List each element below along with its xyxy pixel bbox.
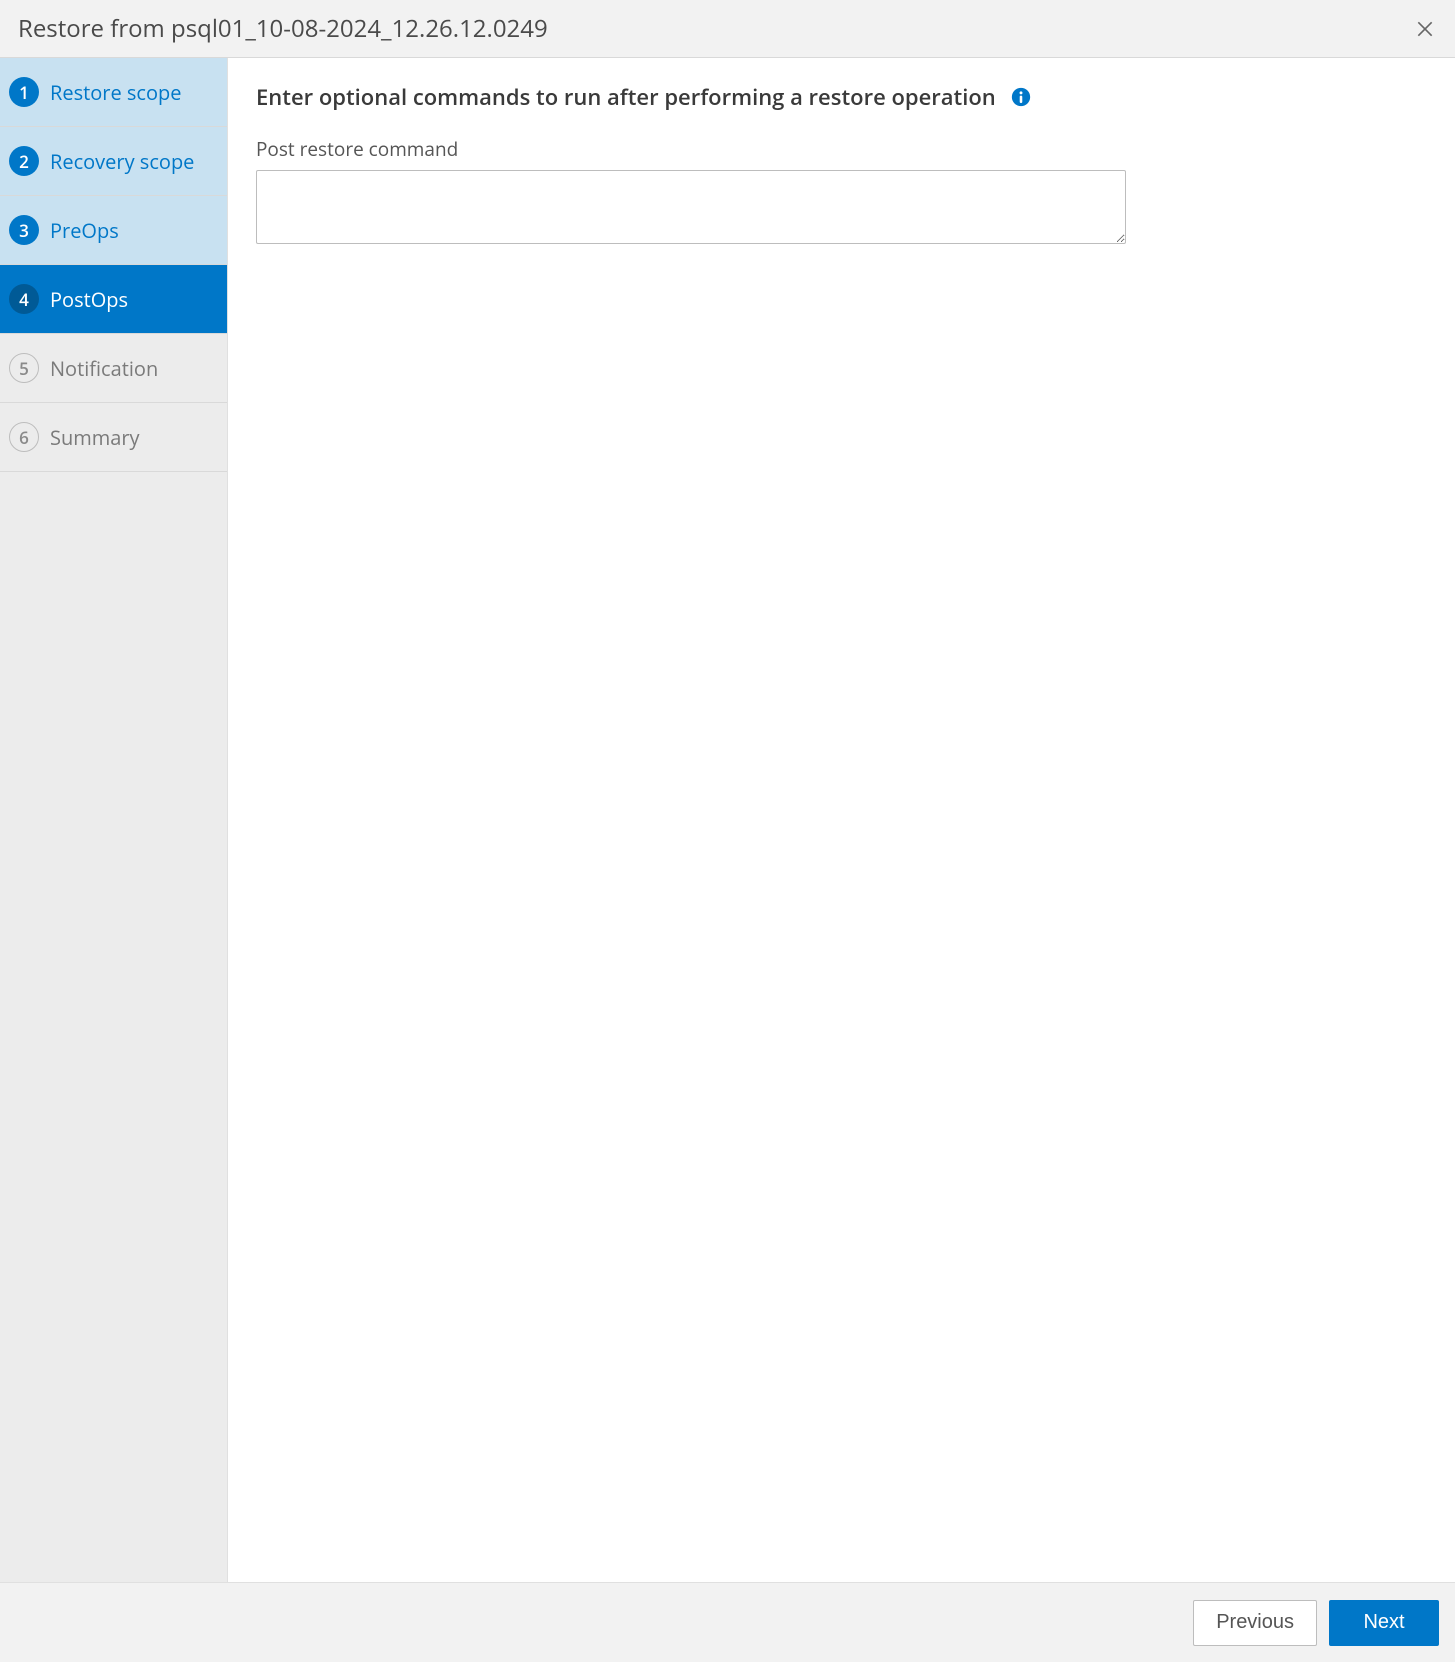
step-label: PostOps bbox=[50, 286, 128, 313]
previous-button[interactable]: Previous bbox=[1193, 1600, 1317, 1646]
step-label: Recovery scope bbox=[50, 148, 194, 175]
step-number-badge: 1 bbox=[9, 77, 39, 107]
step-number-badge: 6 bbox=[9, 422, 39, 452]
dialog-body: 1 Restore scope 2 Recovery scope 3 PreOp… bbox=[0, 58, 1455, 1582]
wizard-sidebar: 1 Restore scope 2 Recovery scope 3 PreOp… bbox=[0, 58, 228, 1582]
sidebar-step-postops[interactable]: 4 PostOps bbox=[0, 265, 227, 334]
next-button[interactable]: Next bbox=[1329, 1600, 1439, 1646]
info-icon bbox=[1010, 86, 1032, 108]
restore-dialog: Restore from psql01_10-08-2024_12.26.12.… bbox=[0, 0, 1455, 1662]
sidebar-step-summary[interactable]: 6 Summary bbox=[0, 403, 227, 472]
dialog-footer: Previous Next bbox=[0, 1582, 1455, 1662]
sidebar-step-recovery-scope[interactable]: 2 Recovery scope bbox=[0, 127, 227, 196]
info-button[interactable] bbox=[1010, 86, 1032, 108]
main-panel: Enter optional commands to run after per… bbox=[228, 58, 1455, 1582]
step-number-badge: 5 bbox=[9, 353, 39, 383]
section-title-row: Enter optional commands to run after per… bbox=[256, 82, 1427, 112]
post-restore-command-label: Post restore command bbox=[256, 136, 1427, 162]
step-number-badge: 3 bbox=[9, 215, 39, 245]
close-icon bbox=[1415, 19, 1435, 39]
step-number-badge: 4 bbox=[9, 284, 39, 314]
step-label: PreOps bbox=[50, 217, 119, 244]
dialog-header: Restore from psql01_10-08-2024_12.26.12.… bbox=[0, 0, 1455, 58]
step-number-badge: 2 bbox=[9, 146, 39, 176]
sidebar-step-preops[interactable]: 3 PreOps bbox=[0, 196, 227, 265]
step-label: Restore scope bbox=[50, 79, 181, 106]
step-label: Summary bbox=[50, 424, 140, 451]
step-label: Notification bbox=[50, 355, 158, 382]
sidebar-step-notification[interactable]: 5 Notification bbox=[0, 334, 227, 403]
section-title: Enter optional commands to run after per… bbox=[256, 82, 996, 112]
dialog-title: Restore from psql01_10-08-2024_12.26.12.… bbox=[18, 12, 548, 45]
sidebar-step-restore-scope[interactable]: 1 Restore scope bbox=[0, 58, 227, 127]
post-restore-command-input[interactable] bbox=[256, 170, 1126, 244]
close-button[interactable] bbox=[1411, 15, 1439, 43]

......

Copy out all of the material above exactly as it stands, omitting the picture.

■ PROBLEM SOLUTION
List each element below along with its xyxy pixel bbox.
step-label: PostOps bbox=[50, 286, 128, 313]
previous-button[interactable]: Previous bbox=[1193, 1600, 1317, 1646]
step-label: Recovery scope bbox=[50, 148, 194, 175]
step-number-badge: 1 bbox=[9, 77, 39, 107]
step-number-badge: 6 bbox=[9, 422, 39, 452]
dialog-body: 1 Restore scope 2 Recovery scope 3 PreOp… bbox=[0, 58, 1455, 1582]
wizard-sidebar: 1 Restore scope 2 Recovery scope 3 PreOp… bbox=[0, 58, 228, 1582]
sidebar-step-postops[interactable]: 4 PostOps bbox=[0, 265, 227, 334]
next-button[interactable]: Next bbox=[1329, 1600, 1439, 1646]
info-icon bbox=[1010, 86, 1032, 108]
restore-dialog: Restore from psql01_10-08-2024_12.26.12.… bbox=[0, 0, 1455, 1662]
sidebar-step-summary[interactable]: 6 Summary bbox=[0, 403, 227, 472]
dialog-footer: Previous Next bbox=[0, 1582, 1455, 1662]
sidebar-step-recovery-scope[interactable]: 2 Recovery scope bbox=[0, 127, 227, 196]
info-button[interactable] bbox=[1010, 86, 1032, 108]
main-panel: Enter optional commands to run after per… bbox=[228, 58, 1455, 1582]
step-number-badge: 5 bbox=[9, 353, 39, 383]
section-title-row: Enter optional commands to run after per… bbox=[256, 82, 1427, 112]
post-restore-command-label: Post restore command bbox=[256, 136, 1427, 162]
step-number-badge: 3 bbox=[9, 215, 39, 245]
close-icon bbox=[1415, 19, 1435, 39]
step-number-badge: 4 bbox=[9, 284, 39, 314]
step-label: PreOps bbox=[50, 217, 119, 244]
dialog-header: Restore from psql01_10-08-2024_12.26.12.… bbox=[0, 0, 1455, 58]
step-number-badge: 2 bbox=[9, 146, 39, 176]
sidebar-step-preops[interactable]: 3 PreOps bbox=[0, 196, 227, 265]
step-label: Restore scope bbox=[50, 79, 181, 106]
step-label: Summary bbox=[50, 424, 140, 451]
step-label: Notification bbox=[50, 355, 158, 382]
sidebar-step-notification[interactable]: 5 Notification bbox=[0, 334, 227, 403]
section-title: Enter optional commands to run after per… bbox=[256, 82, 996, 112]
dialog-title: Restore from psql01_10-08-2024_12.26.12.… bbox=[18, 12, 548, 45]
sidebar-step-restore-scope[interactable]: 1 Restore scope bbox=[0, 58, 227, 127]
post-restore-command-input[interactable] bbox=[256, 170, 1126, 244]
close-button[interactable] bbox=[1411, 15, 1439, 43]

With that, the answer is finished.